Given request: Return all lines in the material below that contain "Sévines".

----- Dataset records

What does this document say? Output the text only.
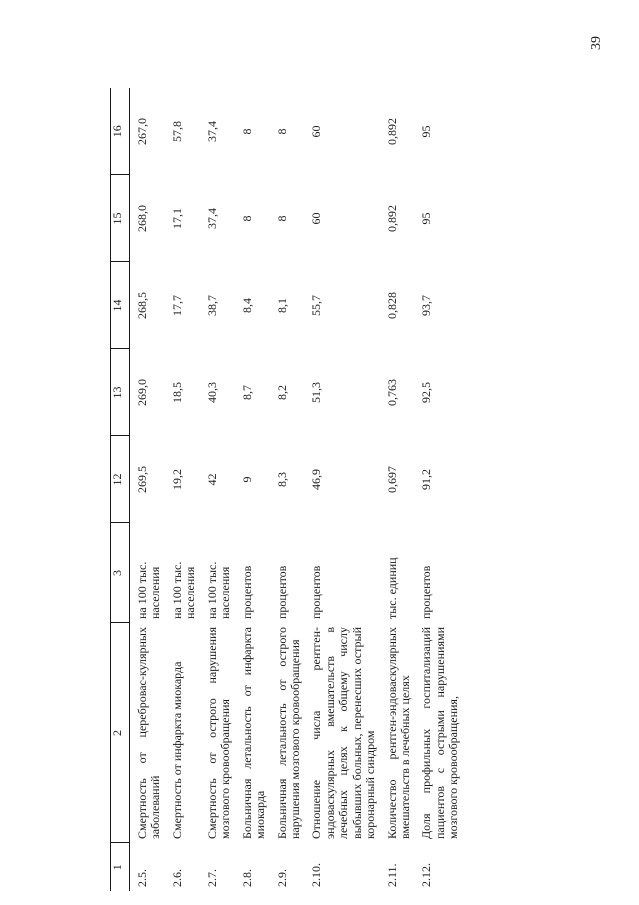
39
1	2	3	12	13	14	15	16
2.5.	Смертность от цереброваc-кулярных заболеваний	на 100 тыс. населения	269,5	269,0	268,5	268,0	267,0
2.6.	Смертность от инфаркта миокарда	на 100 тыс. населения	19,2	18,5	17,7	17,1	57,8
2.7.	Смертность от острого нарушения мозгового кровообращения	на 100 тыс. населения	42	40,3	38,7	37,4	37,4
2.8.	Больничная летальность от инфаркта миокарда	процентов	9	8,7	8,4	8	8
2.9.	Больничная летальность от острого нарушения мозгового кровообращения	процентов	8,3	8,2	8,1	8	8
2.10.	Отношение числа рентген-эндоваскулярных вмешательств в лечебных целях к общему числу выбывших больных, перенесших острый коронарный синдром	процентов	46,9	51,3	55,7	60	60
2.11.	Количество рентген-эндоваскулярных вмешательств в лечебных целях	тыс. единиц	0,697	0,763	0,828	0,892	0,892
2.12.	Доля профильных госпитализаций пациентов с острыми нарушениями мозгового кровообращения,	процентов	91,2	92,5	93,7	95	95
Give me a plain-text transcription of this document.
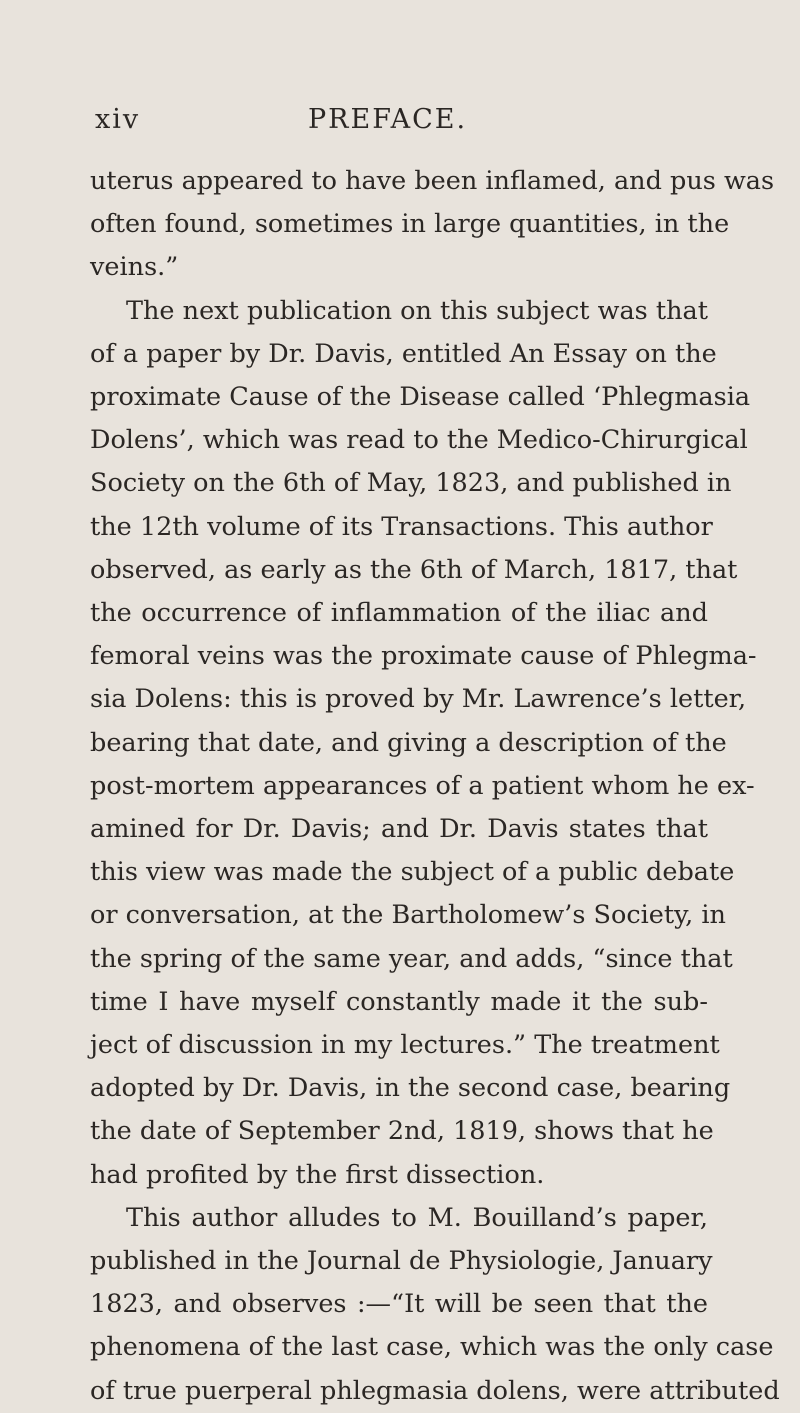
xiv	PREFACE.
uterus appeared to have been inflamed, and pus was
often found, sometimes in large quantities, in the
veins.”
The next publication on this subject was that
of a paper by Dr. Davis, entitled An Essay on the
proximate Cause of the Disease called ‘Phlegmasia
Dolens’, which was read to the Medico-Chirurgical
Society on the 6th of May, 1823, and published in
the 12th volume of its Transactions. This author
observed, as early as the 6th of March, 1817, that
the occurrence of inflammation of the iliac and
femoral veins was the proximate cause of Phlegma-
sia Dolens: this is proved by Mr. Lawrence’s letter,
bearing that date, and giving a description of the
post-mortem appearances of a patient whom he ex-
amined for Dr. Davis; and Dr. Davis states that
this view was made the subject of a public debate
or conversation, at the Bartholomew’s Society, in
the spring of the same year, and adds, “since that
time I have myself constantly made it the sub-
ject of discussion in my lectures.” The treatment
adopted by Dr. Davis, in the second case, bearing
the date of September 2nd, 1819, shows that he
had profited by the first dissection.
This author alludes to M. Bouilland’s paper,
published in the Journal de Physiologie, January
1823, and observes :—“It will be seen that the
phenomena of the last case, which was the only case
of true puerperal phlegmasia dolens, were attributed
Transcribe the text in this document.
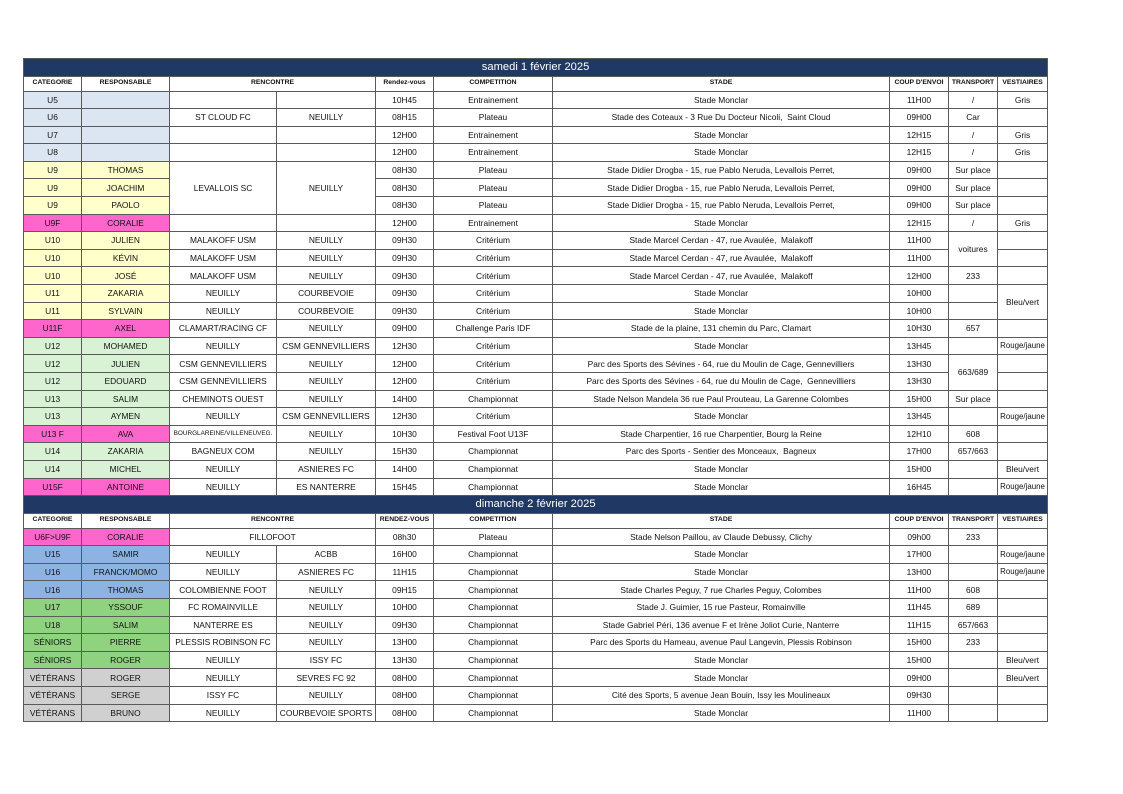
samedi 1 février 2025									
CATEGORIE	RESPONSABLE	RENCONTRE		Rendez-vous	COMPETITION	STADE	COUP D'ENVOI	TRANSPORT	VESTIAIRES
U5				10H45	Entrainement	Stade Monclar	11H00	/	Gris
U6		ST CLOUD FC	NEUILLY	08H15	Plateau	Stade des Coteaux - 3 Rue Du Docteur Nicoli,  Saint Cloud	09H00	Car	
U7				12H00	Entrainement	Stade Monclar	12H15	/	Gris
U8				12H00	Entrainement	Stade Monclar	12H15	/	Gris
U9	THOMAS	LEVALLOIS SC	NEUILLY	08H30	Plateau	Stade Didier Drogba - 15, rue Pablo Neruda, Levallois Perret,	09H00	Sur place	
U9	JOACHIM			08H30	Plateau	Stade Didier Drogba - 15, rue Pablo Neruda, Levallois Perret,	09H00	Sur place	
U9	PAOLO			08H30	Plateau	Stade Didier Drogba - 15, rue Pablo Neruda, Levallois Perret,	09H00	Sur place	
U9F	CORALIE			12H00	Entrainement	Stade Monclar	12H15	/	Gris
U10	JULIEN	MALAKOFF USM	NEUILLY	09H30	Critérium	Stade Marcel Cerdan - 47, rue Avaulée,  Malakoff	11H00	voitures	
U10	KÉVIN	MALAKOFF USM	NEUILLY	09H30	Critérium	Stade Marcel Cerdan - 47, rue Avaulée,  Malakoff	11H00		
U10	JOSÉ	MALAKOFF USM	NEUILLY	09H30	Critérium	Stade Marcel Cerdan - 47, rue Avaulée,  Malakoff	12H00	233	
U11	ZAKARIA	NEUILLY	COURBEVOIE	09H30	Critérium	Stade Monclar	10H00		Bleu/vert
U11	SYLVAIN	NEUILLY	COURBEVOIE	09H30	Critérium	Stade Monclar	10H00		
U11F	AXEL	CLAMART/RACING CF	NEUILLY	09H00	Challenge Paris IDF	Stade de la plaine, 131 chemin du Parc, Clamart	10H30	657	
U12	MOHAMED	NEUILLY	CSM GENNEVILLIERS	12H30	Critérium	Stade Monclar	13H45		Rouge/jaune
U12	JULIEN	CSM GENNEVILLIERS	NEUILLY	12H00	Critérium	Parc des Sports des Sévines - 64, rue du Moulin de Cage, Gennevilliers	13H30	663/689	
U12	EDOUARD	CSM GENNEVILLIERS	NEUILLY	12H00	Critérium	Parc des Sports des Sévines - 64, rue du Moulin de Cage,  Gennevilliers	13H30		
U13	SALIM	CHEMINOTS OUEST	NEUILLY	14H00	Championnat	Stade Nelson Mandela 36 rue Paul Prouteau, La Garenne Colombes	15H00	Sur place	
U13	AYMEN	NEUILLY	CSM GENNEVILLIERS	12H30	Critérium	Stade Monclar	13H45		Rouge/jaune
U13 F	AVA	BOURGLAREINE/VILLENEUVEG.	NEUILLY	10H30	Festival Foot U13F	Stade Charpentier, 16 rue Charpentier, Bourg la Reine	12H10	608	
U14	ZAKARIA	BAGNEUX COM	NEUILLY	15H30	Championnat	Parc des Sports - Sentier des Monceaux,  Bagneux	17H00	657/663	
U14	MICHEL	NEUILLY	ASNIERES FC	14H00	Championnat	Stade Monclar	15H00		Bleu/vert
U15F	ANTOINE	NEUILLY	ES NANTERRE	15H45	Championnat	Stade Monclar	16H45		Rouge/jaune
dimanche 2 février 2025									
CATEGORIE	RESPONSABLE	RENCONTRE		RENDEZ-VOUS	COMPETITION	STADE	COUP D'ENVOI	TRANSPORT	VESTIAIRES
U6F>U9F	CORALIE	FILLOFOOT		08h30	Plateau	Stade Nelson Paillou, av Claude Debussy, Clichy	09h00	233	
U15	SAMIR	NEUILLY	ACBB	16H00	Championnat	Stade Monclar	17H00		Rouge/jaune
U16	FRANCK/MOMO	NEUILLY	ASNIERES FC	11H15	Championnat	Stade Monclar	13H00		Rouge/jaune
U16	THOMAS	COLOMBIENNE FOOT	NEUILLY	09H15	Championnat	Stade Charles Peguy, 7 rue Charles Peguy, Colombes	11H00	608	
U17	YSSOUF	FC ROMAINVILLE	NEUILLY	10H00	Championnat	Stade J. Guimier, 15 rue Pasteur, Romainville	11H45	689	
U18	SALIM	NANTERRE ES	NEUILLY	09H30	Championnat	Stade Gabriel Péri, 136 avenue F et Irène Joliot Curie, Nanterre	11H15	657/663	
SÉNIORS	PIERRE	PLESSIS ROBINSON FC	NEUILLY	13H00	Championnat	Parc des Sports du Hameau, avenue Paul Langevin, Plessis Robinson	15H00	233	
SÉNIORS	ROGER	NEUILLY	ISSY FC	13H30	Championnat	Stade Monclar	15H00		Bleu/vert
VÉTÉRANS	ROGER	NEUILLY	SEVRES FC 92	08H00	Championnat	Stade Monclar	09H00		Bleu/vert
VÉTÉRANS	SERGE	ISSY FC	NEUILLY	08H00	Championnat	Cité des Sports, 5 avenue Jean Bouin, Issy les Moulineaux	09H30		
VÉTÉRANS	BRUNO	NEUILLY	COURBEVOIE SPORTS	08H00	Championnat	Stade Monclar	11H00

----------

Solved exercise:
U12	JULIEN	CSM GENNEVILLIERS	NEUILLY	12H00	Critérium	Parc des Sports des Sévines - 64, rue du Moulin de Cage, Gennevilliers	13H30	663/689	
U12	EDOUARD	CSM GENNEVILLIERS	NEUILLY	12H00	Critérium	Parc des Sports des Sévines - 64, rue du Moulin de Cage,  Gennevilliers	13H30		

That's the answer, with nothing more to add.